* **RAW RECORDS**
##########

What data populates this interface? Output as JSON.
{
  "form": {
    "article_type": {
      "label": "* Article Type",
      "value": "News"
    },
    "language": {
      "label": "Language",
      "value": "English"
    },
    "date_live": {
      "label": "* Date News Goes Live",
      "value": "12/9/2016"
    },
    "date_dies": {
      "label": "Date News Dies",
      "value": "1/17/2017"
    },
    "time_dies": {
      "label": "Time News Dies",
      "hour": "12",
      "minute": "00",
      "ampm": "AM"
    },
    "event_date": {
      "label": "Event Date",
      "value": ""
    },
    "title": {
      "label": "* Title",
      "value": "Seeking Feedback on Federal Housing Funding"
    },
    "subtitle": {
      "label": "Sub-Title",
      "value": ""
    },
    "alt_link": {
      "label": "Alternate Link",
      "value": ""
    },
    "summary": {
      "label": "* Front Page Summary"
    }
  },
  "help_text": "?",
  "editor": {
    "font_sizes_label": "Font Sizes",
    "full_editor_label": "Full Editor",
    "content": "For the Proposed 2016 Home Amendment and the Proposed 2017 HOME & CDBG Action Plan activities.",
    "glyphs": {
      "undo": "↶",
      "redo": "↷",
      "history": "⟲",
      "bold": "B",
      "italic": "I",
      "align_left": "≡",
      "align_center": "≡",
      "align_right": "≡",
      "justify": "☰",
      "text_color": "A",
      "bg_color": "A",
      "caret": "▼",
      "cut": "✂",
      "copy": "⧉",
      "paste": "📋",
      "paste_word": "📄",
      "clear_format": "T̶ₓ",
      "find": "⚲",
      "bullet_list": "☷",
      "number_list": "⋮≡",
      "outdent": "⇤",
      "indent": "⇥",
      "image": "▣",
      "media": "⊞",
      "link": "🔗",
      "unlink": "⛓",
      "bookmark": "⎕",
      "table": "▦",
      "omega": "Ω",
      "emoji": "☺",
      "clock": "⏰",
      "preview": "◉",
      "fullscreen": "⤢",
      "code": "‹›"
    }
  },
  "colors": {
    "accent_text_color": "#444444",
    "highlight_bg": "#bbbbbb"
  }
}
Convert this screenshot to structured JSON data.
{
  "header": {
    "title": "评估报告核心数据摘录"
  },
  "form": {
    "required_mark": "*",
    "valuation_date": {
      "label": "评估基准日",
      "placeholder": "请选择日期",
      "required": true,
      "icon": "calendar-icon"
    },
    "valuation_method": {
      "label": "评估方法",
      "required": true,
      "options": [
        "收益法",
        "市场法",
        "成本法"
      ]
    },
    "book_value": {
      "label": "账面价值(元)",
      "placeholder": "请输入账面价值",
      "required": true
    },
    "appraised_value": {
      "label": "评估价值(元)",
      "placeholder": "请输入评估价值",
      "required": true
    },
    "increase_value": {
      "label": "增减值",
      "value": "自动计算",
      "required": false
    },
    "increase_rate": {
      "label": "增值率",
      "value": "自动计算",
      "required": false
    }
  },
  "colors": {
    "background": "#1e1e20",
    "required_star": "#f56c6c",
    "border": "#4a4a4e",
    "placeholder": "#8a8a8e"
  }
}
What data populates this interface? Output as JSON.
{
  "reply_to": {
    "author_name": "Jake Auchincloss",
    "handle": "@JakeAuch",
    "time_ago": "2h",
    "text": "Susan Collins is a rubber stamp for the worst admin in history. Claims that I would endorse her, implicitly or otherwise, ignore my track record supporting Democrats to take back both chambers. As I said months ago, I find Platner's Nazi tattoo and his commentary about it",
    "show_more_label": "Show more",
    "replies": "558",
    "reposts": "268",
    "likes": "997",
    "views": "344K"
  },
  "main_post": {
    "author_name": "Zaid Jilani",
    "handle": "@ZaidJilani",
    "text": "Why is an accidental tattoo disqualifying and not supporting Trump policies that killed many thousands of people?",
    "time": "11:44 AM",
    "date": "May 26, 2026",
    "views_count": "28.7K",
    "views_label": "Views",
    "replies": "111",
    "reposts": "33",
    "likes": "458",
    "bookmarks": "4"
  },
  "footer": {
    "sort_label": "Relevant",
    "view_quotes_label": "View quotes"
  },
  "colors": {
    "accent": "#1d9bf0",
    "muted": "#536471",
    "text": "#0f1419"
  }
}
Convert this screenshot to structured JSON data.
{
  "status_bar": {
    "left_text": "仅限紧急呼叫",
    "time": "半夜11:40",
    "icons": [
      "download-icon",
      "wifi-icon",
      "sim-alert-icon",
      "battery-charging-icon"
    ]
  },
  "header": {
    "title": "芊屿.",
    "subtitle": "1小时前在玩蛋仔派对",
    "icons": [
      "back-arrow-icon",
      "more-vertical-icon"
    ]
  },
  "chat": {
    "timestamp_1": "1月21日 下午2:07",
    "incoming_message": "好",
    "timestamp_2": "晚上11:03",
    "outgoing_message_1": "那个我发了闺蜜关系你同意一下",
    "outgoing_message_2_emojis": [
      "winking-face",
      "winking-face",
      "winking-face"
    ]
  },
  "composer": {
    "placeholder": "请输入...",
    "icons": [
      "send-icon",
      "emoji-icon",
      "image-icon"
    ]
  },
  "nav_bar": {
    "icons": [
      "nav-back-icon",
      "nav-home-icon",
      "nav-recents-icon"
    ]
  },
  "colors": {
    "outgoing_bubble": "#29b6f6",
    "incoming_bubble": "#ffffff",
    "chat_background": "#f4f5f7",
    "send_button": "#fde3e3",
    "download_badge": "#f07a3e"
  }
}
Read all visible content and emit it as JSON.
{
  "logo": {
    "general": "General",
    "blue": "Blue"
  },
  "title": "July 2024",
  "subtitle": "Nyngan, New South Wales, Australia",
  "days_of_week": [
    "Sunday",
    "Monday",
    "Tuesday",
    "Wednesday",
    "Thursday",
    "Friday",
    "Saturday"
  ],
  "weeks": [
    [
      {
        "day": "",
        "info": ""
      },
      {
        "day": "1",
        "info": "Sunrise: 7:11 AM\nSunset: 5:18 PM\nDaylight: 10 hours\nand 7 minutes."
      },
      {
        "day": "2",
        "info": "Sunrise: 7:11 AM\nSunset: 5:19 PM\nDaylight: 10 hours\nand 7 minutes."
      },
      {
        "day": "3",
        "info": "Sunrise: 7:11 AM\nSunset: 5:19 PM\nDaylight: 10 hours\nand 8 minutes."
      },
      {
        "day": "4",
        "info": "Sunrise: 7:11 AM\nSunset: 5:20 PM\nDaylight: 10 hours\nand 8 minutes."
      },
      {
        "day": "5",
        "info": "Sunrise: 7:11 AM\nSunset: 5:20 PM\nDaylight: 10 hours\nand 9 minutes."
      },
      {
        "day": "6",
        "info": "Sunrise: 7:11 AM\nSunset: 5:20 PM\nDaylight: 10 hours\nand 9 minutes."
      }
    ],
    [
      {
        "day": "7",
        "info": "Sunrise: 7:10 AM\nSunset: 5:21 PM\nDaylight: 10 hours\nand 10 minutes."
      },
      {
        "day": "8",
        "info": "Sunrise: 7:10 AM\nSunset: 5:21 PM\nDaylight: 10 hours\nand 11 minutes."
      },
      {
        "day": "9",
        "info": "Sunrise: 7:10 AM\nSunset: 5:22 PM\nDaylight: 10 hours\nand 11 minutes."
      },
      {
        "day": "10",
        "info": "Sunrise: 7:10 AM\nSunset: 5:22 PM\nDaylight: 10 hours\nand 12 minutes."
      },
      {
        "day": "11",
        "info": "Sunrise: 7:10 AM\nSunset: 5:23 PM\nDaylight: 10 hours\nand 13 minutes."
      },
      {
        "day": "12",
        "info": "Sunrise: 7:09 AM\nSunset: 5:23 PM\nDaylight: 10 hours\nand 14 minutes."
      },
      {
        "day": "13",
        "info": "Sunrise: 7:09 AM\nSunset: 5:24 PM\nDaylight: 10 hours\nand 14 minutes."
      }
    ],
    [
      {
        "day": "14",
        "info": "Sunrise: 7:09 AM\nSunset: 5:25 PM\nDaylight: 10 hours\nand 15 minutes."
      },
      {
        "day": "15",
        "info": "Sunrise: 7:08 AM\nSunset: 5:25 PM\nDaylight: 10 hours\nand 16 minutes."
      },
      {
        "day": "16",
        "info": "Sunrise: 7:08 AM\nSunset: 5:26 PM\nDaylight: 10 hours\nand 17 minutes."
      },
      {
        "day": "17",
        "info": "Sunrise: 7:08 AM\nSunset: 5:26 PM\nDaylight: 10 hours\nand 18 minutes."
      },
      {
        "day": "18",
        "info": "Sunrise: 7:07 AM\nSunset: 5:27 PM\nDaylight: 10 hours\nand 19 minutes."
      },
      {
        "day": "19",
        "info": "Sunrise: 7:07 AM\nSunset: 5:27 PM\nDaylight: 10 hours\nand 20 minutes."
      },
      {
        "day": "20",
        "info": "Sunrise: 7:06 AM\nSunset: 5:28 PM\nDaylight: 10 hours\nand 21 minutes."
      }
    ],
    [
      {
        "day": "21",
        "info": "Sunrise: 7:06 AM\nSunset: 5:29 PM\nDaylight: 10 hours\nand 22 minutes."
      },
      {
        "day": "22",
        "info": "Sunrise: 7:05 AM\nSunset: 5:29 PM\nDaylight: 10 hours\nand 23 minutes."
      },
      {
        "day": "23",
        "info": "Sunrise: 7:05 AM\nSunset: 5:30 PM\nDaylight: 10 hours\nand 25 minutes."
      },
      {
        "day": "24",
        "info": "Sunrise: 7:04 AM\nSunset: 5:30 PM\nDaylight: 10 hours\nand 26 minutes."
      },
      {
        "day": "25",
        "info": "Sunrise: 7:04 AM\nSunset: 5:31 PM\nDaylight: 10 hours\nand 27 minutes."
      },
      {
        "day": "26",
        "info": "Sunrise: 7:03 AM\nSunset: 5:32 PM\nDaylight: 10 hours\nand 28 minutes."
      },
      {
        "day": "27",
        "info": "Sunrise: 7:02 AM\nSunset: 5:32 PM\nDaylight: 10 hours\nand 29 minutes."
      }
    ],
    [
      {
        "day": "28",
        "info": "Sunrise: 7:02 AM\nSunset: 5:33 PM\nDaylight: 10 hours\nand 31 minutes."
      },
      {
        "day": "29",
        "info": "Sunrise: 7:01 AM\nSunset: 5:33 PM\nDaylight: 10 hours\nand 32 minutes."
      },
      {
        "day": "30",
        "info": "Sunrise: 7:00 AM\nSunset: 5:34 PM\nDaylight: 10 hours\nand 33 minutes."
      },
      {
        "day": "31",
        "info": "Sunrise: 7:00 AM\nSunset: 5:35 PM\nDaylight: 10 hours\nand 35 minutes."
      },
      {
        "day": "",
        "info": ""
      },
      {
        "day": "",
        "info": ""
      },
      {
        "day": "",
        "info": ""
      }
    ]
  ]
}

##########

* **TASK OBJECTIVE**
Every line of the records that includes the word "more" should be gathered.

* **ANSWER TO THE TASK**
    "show_more_label": "Show more",
      "more-vertical-icon"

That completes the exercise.